→ **Task instructions**
Extract every line of the records below without any changes, and leave the pictures out of your answer.
[START The records]
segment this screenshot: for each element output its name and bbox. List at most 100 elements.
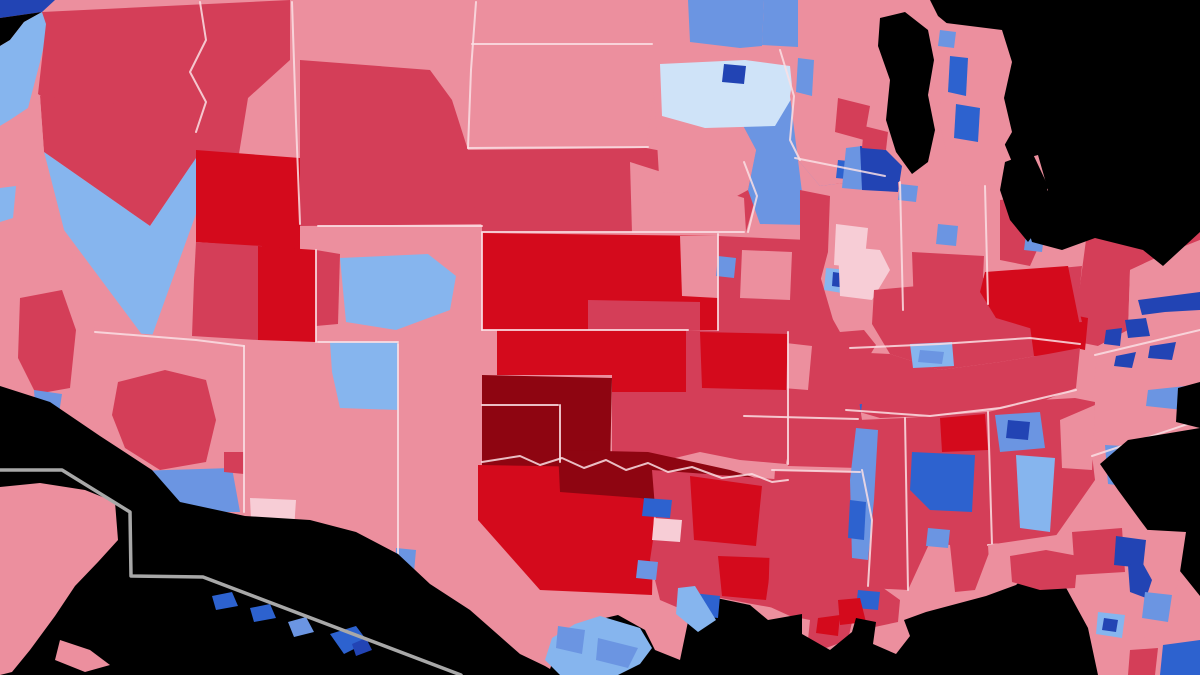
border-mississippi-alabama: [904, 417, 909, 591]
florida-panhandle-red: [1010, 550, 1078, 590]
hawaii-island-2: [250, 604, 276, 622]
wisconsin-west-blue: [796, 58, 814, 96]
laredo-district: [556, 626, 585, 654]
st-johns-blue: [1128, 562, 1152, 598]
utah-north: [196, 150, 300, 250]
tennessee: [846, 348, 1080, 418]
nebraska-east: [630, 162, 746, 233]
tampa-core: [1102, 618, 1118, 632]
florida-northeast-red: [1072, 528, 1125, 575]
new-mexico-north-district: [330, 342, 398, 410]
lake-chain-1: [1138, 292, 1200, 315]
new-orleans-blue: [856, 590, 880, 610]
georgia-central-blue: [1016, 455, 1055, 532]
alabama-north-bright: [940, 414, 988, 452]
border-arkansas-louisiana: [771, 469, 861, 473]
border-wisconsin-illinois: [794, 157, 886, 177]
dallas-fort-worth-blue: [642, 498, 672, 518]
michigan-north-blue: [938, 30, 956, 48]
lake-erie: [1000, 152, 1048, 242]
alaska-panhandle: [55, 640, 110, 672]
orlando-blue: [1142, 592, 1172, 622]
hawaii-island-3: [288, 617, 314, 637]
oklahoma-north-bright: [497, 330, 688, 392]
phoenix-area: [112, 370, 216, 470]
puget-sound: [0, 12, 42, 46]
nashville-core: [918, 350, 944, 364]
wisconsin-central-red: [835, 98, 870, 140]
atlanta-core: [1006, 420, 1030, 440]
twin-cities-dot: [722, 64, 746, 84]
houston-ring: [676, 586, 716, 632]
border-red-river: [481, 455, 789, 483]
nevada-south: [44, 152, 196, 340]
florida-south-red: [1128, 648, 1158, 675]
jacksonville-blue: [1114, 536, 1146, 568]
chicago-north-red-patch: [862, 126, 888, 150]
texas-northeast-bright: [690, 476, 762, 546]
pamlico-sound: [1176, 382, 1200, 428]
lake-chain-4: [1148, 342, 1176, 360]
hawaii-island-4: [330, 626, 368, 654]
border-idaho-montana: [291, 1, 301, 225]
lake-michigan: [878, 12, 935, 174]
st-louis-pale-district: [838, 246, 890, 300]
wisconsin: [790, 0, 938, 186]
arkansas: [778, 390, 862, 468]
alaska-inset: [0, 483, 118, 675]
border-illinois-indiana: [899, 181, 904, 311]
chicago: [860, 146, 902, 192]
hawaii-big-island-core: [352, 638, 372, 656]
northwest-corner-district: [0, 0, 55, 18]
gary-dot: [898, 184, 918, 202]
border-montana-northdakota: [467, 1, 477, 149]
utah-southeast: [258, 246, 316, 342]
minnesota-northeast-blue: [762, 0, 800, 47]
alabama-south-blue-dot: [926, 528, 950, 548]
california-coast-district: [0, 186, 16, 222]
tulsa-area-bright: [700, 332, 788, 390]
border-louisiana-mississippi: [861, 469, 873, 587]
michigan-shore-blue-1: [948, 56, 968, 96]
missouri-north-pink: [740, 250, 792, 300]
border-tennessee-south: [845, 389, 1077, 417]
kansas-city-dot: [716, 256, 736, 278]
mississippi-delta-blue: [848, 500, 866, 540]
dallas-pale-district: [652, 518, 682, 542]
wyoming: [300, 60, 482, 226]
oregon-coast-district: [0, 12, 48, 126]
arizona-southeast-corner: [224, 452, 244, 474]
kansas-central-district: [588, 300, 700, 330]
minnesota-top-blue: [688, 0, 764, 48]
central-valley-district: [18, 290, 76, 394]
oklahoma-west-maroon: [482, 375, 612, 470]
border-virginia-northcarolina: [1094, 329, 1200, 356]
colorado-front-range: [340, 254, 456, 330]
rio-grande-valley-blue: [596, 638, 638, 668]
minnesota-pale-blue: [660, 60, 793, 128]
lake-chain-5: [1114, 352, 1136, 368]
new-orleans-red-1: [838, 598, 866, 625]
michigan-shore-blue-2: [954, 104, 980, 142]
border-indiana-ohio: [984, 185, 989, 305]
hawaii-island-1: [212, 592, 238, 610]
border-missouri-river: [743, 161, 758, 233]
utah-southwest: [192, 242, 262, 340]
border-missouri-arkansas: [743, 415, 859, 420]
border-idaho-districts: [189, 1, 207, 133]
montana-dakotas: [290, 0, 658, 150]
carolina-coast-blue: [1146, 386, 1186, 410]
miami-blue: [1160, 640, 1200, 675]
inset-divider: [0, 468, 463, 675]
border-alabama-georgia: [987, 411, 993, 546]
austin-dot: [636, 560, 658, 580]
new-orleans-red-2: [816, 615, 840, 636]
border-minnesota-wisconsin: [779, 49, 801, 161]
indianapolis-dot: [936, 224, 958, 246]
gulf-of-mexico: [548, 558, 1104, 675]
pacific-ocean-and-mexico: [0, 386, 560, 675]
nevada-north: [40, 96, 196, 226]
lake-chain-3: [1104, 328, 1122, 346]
[END The records]
→ **Response to this task**
segment this screenshot: for each element output its name and bbox. List at most 100 elements.
border-mississippi-alabama: [904, 417, 909, 591]
florida-panhandle-red: [1010, 550, 1078, 590]
hawaii-island-2: [250, 604, 276, 622]
wisconsin-west-blue: [796, 58, 814, 96]
laredo-district: [556, 626, 585, 654]
st-johns-blue: [1128, 562, 1152, 598]
utah-north: [196, 150, 300, 250]
tennessee: [846, 348, 1080, 418]
nebraska-east: [630, 162, 746, 233]
tampa-core: [1102, 618, 1118, 632]
florida-northeast-red: [1072, 528, 1125, 575]
new-mexico-north-district: [330, 342, 398, 410]
lake-chain-1: [1138, 292, 1200, 315]
new-orleans-blue: [856, 590, 880, 610]
georgia-central-blue: [1016, 455, 1055, 532]
alabama-north-bright: [940, 414, 988, 452]
border-arkansas-louisiana: [771, 469, 861, 473]
border-wisconsin-illinois: [794, 157, 886, 177]
dallas-fort-worth-blue: [642, 498, 672, 518]
michigan-north-blue: [938, 30, 956, 48]
lake-erie: [1000, 152, 1048, 242]
alaska-panhandle: [55, 640, 110, 672]
orlando-blue: [1142, 592, 1172, 622]
hawaii-island-3: [288, 617, 314, 637]
oklahoma-north-bright: [497, 330, 688, 392]
phoenix-area: [112, 370, 216, 470]
puget-sound: [0, 12, 42, 46]
nashville-core: [918, 350, 944, 364]
wisconsin-central-red: [835, 98, 870, 140]
atlanta-core: [1006, 420, 1030, 440]
twin-cities-dot: [722, 64, 746, 84]
houston-ring: [676, 586, 716, 632]
border-red-river: [481, 455, 789, 483]
nevada-south: [44, 152, 196, 340]
florida-south-red: [1128, 648, 1158, 675]
jacksonville-blue: [1114, 536, 1146, 568]
chicago-north-red-patch: [862, 126, 888, 150]
texas-northeast-bright: [690, 476, 762, 546]
pamlico-sound: [1176, 382, 1200, 428]
lake-chain-4: [1148, 342, 1176, 360]
hawaii-island-4: [330, 626, 368, 654]
border-idaho-montana: [291, 1, 301, 225]
lake-michigan: [878, 12, 935, 174]
st-louis-pale-district: [838, 246, 890, 300]
wisconsin: [790, 0, 938, 186]
arkansas: [778, 390, 862, 468]
alaska-inset: [0, 483, 118, 675]
border-illinois-indiana: [899, 181, 904, 311]
chicago: [860, 146, 902, 192]
hawaii-big-island-core: [352, 638, 372, 656]
northwest-corner-district: [0, 0, 55, 18]
gary-dot: [898, 184, 918, 202]
border-montana-northdakota: [467, 1, 477, 149]
utah-southeast: [258, 246, 316, 342]
minnesota-northeast-blue: [762, 0, 800, 47]
alabama-south-blue-dot: [926, 528, 950, 548]
california-coast-district: [0, 186, 16, 222]
tulsa-area-bright: [700, 332, 788, 390]
border-louisiana-mississippi: [861, 469, 873, 587]
michigan-shore-blue-1: [948, 56, 968, 96]
missouri-north-pink: [740, 250, 792, 300]
border-tennessee-south: [845, 389, 1077, 417]
kansas-city-dot: [716, 256, 736, 278]
mississippi-delta-blue: [848, 500, 866, 540]
dallas-pale-district: [652, 518, 682, 542]
wyoming: [300, 60, 482, 226]
oregon-coast-district: [0, 12, 48, 126]
arizona-southeast-corner: [224, 452, 244, 474]
kansas-central-district: [588, 300, 700, 330]
minnesota-top-blue: [688, 0, 764, 48]
central-valley-district: [18, 290, 76, 394]
oklahoma-west-maroon: [482, 375, 612, 470]
border-virginia-northcarolina: [1094, 329, 1200, 356]
colorado-front-range: [340, 254, 456, 330]
rio-grande-valley-blue: [596, 638, 638, 668]
minnesota-pale-blue: [660, 60, 793, 128]
lake-chain-5: [1114, 352, 1136, 368]
new-orleans-red-1: [838, 598, 866, 625]
michigan-shore-blue-2: [954, 104, 980, 142]
border-indiana-ohio: [984, 185, 989, 305]
hawaii-island-1: [212, 592, 238, 610]
border-missouri-river: [743, 161, 758, 233]
utah-southwest: [192, 242, 262, 340]
border-missouri-arkansas: [743, 415, 859, 420]
border-idaho-districts: [189, 1, 207, 133]
montana-dakotas: [290, 0, 658, 150]
carolina-coast-blue: [1146, 386, 1186, 410]
miami-blue: [1160, 640, 1200, 675]
inset-divider: [0, 468, 463, 675]
border-alabama-georgia: [987, 411, 993, 546]
austin-dot: [636, 560, 658, 580]
new-orleans-red-2: [816, 615, 840, 636]
border-minnesota-wisconsin: [779, 49, 801, 161]
indianapolis-dot: [936, 224, 958, 246]
gulf-of-mexico: [548, 558, 1104, 675]
pacific-ocean-and-mexico: [0, 386, 560, 675]
nevada-north: [40, 96, 196, 226]
lake-chain-3: [1104, 328, 1122, 346]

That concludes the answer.